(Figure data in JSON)
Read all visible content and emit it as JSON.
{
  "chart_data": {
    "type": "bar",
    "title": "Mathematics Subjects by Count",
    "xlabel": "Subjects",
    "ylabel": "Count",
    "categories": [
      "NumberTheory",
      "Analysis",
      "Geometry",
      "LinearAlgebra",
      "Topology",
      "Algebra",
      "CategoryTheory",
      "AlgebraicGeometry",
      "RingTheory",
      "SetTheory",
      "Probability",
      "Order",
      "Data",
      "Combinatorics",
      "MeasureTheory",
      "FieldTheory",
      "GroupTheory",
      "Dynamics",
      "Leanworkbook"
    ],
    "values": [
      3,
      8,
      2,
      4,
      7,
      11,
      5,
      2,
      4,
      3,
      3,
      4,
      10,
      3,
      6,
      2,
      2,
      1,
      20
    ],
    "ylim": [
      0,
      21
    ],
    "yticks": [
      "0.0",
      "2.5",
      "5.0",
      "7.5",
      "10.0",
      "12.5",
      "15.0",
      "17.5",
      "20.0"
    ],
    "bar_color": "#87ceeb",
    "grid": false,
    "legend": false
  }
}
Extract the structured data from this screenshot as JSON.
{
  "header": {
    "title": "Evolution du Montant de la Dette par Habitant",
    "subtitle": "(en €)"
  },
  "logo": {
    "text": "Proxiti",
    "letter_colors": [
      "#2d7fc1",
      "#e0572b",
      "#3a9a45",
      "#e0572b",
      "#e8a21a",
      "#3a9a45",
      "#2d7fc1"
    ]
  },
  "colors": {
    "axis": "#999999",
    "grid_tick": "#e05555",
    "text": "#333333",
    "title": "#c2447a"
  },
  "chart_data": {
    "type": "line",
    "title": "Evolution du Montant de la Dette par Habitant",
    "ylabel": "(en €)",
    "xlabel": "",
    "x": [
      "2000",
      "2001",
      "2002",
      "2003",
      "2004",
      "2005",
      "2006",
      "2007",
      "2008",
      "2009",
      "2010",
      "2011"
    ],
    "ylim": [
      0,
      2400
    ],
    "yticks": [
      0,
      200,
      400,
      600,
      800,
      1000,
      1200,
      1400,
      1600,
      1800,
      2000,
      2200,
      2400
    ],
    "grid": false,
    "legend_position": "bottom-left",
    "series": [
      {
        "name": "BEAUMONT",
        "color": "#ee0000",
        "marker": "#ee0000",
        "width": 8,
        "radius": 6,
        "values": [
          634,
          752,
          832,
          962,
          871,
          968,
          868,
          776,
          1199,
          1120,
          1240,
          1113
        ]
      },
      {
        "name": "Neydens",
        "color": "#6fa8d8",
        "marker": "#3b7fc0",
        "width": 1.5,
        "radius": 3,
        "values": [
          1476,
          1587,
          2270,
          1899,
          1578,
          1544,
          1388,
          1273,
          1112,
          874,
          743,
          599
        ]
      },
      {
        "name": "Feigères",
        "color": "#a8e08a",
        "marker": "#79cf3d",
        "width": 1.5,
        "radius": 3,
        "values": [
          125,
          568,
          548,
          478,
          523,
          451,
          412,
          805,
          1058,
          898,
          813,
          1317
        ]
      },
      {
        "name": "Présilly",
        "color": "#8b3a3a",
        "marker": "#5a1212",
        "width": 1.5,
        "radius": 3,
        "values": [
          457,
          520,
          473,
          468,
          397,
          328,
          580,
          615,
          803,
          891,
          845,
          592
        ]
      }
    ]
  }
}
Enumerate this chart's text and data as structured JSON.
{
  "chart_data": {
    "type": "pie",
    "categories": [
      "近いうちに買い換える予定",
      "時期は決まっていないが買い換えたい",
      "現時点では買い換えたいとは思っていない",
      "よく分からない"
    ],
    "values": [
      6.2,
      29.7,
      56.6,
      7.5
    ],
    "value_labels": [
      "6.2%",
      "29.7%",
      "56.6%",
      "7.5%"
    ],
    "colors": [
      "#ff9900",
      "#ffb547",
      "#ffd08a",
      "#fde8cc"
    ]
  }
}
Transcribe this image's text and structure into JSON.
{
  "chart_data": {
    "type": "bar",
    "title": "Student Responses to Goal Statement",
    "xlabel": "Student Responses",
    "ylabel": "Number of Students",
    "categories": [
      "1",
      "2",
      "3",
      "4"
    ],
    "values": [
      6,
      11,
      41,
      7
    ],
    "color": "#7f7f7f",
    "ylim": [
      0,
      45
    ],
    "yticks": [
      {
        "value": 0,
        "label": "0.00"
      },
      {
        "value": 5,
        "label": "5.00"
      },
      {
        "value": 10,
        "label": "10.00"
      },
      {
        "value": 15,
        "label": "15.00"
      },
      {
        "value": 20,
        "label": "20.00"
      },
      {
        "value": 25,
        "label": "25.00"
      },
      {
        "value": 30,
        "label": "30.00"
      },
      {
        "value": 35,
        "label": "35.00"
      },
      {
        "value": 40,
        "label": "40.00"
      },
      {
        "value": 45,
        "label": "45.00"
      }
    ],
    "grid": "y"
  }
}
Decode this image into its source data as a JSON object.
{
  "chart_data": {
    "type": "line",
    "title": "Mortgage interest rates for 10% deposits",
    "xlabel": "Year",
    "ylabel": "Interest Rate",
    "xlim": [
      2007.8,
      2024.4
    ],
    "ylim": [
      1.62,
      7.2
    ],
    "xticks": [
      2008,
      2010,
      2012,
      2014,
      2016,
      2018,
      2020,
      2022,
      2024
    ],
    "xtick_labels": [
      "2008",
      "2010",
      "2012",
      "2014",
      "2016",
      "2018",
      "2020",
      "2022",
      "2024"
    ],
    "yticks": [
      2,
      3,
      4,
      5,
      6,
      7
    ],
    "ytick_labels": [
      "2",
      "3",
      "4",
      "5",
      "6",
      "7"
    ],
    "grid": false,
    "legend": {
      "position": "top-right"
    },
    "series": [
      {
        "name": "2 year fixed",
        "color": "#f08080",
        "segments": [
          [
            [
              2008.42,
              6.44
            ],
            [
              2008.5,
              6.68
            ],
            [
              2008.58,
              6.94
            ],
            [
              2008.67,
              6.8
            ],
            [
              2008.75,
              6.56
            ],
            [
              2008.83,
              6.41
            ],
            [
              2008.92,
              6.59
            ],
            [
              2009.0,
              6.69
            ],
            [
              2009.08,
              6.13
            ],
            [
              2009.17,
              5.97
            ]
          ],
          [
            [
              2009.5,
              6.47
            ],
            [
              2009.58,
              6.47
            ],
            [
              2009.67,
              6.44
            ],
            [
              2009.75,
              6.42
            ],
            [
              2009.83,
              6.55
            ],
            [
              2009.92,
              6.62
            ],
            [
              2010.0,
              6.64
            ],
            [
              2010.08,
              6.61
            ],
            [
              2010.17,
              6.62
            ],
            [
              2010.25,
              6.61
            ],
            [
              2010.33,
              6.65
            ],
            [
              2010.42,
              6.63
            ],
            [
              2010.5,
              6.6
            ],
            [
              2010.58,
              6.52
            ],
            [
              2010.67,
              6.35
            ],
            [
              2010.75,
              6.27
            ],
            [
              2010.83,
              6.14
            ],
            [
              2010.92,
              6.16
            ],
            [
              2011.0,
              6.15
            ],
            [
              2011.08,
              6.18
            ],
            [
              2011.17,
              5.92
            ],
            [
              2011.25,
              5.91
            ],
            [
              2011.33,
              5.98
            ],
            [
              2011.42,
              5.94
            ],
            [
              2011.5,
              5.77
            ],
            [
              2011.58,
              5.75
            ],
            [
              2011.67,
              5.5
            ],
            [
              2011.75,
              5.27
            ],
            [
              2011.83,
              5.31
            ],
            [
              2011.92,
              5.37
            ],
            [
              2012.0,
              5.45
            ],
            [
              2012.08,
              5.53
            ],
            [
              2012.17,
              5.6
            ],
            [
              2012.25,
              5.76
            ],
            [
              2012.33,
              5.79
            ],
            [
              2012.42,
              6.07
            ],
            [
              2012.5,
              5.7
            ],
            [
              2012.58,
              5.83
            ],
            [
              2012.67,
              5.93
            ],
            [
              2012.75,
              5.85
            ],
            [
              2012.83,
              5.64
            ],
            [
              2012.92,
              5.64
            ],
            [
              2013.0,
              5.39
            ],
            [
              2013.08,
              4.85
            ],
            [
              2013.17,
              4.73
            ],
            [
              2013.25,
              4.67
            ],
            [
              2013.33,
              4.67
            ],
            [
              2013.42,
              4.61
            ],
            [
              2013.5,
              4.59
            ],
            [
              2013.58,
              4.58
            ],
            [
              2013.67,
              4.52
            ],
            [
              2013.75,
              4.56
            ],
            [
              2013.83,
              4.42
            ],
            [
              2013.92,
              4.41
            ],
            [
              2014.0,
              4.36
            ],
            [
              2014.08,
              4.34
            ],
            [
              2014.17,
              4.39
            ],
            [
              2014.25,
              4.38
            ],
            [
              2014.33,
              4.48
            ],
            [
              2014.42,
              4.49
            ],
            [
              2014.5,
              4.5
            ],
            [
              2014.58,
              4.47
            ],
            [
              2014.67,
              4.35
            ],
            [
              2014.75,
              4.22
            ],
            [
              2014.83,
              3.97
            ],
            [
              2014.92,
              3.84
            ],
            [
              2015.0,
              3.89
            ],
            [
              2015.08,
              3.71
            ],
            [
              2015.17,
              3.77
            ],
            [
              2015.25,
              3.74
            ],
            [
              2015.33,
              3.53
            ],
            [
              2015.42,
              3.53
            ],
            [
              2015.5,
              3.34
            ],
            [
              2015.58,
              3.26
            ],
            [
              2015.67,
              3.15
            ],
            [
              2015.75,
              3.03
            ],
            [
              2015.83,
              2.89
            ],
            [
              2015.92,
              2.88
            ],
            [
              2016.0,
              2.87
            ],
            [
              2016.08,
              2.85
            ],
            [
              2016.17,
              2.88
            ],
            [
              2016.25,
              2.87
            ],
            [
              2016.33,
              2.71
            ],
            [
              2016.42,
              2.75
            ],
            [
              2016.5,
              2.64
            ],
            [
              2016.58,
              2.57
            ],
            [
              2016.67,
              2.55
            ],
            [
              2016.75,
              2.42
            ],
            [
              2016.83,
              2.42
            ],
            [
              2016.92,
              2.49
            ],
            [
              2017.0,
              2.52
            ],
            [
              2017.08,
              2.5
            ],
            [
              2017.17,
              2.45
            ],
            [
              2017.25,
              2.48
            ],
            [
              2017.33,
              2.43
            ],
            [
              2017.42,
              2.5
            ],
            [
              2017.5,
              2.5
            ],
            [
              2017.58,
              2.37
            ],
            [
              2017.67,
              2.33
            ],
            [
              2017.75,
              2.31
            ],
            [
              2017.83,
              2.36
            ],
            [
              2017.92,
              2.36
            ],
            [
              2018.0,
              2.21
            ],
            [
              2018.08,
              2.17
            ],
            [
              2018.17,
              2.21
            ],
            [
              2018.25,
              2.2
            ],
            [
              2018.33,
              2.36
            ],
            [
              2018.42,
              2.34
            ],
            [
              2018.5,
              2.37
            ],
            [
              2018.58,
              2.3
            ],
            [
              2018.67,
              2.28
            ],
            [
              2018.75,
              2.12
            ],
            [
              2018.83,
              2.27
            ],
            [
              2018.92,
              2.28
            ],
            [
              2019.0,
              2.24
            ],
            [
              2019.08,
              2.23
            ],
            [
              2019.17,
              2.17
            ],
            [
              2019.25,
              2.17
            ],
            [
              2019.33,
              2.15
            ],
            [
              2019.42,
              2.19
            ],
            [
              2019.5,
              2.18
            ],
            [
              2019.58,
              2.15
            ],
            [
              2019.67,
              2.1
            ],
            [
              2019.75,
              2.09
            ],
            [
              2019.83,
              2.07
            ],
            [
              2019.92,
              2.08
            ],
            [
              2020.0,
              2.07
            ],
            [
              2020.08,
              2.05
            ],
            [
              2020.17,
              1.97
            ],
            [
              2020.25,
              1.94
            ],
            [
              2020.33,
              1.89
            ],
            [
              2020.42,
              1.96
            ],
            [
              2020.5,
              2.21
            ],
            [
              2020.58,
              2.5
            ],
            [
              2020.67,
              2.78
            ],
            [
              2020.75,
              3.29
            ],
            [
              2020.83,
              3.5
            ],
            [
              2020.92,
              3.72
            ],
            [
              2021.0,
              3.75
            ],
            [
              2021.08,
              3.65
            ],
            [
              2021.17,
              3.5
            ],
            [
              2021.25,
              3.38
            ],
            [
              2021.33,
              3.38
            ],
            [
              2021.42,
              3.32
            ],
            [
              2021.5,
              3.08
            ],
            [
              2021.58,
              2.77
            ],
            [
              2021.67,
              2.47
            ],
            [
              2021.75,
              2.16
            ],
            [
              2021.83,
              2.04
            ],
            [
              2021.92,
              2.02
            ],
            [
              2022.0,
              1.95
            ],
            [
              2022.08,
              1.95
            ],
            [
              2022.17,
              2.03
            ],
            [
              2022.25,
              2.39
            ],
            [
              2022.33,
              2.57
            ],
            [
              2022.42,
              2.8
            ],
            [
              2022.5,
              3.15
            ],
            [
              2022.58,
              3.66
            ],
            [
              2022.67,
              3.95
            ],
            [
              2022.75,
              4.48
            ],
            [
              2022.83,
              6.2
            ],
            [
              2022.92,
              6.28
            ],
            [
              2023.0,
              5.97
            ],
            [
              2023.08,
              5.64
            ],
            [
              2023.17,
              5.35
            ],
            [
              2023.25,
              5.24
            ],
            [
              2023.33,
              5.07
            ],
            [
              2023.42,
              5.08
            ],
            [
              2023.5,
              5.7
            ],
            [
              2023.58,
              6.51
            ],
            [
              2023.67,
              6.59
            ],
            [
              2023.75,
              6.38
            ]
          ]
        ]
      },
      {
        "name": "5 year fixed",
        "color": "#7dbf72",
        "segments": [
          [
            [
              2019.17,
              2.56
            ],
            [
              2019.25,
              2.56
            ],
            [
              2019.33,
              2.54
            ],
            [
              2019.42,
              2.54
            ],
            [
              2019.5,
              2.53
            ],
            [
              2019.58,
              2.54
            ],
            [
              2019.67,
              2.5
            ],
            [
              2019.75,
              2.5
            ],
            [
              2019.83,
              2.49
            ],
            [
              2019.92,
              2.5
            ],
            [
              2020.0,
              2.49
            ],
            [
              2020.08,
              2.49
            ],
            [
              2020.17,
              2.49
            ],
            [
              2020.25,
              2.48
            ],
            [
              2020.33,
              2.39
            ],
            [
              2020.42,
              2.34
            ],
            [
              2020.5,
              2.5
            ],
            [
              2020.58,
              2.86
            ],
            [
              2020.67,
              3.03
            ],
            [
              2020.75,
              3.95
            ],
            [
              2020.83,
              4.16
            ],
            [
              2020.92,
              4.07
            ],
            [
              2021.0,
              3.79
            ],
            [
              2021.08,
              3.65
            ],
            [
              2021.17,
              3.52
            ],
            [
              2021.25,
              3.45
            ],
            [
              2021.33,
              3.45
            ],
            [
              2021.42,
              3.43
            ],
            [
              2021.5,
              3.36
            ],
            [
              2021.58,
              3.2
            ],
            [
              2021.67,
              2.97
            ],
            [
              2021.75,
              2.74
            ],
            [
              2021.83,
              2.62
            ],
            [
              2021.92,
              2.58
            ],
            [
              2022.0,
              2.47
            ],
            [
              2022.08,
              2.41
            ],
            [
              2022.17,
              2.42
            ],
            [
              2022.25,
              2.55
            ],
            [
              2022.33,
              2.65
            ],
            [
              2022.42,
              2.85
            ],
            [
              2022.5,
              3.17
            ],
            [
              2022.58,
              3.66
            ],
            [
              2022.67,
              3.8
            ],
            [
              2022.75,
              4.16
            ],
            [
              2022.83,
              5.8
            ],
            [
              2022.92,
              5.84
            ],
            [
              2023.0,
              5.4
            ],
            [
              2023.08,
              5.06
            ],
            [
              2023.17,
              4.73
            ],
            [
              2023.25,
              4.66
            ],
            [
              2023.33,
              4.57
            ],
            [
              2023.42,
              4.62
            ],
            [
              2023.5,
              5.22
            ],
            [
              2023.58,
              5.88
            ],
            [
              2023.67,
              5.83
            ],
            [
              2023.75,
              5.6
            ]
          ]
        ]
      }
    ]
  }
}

**Exercise brief**
Work out how many lines of the material above contain the word "into", then give only that figure.

**Reply to the task**
2